Say how many lines include "background", with no words around the number.

########################################

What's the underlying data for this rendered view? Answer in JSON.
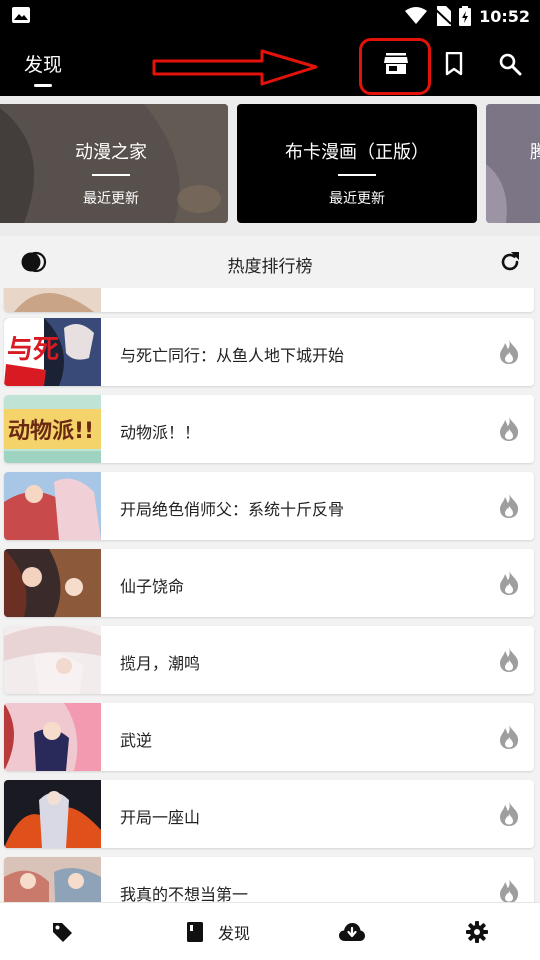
{
  "status_bar": {
    "time": "10:52"
  },
  "app_bar": {
    "title": "发现",
    "icons": [
      "store-icon",
      "bookmark-icon",
      "search-icon"
    ]
  },
  "sources": [
    {
      "name": "动漫之家",
      "subtitle": "最近更新"
    },
    {
      "name": "布卡漫画（正版）",
      "subtitle": "最近更新"
    },
    {
      "name": "腾"
    }
  ],
  "ranking": {
    "title": "热度排行榜"
  },
  "list": [
    {
      "title": "与死亡同行：从鱼人地下城开始"
    },
    {
      "title": "动物派！！"
    },
    {
      "title": "开局绝色俏师父：系统十斤反骨"
    },
    {
      "title": "仙子饶命"
    },
    {
      "title": "揽月，潮鸣"
    },
    {
      "title": "武逆"
    },
    {
      "title": "开局一座山"
    },
    {
      "title": "我真的不想当第一"
    }
  ],
  "cover_logo_texts": [
    "与死",
    "动物派!!"
  ],
  "bottom_nav": {
    "discover_label": "发现"
  },
  "colors": {
    "bar": "#000000",
    "highlight": "#e3120b",
    "background": "#f2f2f2"
  }
}
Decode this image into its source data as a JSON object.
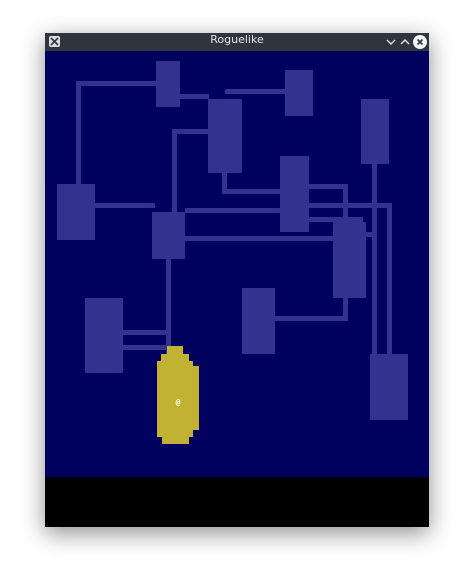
{
  "window": {
    "title": "Roguelike",
    "icons": {
      "app": "x-app-icon",
      "minimize": "chevron-down-icon",
      "maximize": "chevron-up-icon",
      "close": "close-icon"
    }
  },
  "game": {
    "player_glyph": "@",
    "colors": {
      "background": "#00005f",
      "explored": "#33338f",
      "lit": "#c2b233",
      "status_bar": "#000000",
      "titlebar": "#2f343f"
    },
    "status_text": ""
  }
}
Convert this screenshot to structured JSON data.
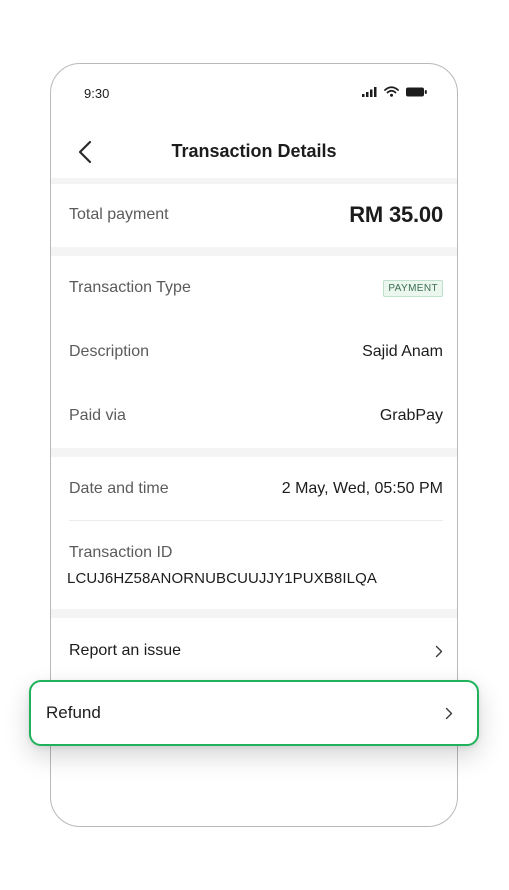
{
  "status_bar": {
    "time": "9:30"
  },
  "header": {
    "title": "Transaction Details"
  },
  "total": {
    "label": "Total payment",
    "value": "RM 35.00"
  },
  "details": {
    "type_label": "Transaction Type",
    "type_badge": "PAYMENT",
    "description_label": "Description",
    "description_value": "Sajid Anam",
    "paid_via_label": "Paid via",
    "paid_via_value": "GrabPay"
  },
  "meta": {
    "datetime_label": "Date and time",
    "datetime_value": "2 May, Wed, 05:50 PM",
    "txid_label": "Transaction ID",
    "txid_value": "LCUJ6HZ58ANORNUBCUUJJY1PUXB8ILQA"
  },
  "actions": {
    "report_label": "Report an issue",
    "refund_label": "Refund"
  },
  "colors": {
    "accent_green": "#1fb25a",
    "badge_bg": "#eaf6ee",
    "badge_text": "#3c6e4f",
    "band_gray": "#f4f4f4"
  },
  "icons": [
    "signal-icon",
    "wifi-icon",
    "battery-icon",
    "back-arrow-icon",
    "chevron-right-icon"
  ]
}
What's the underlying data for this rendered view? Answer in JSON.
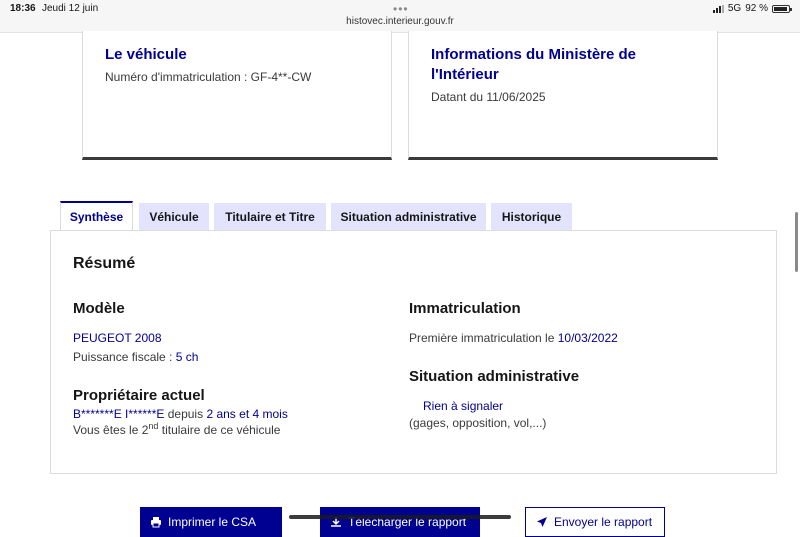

########################################

■ THE OUTPUT ■
2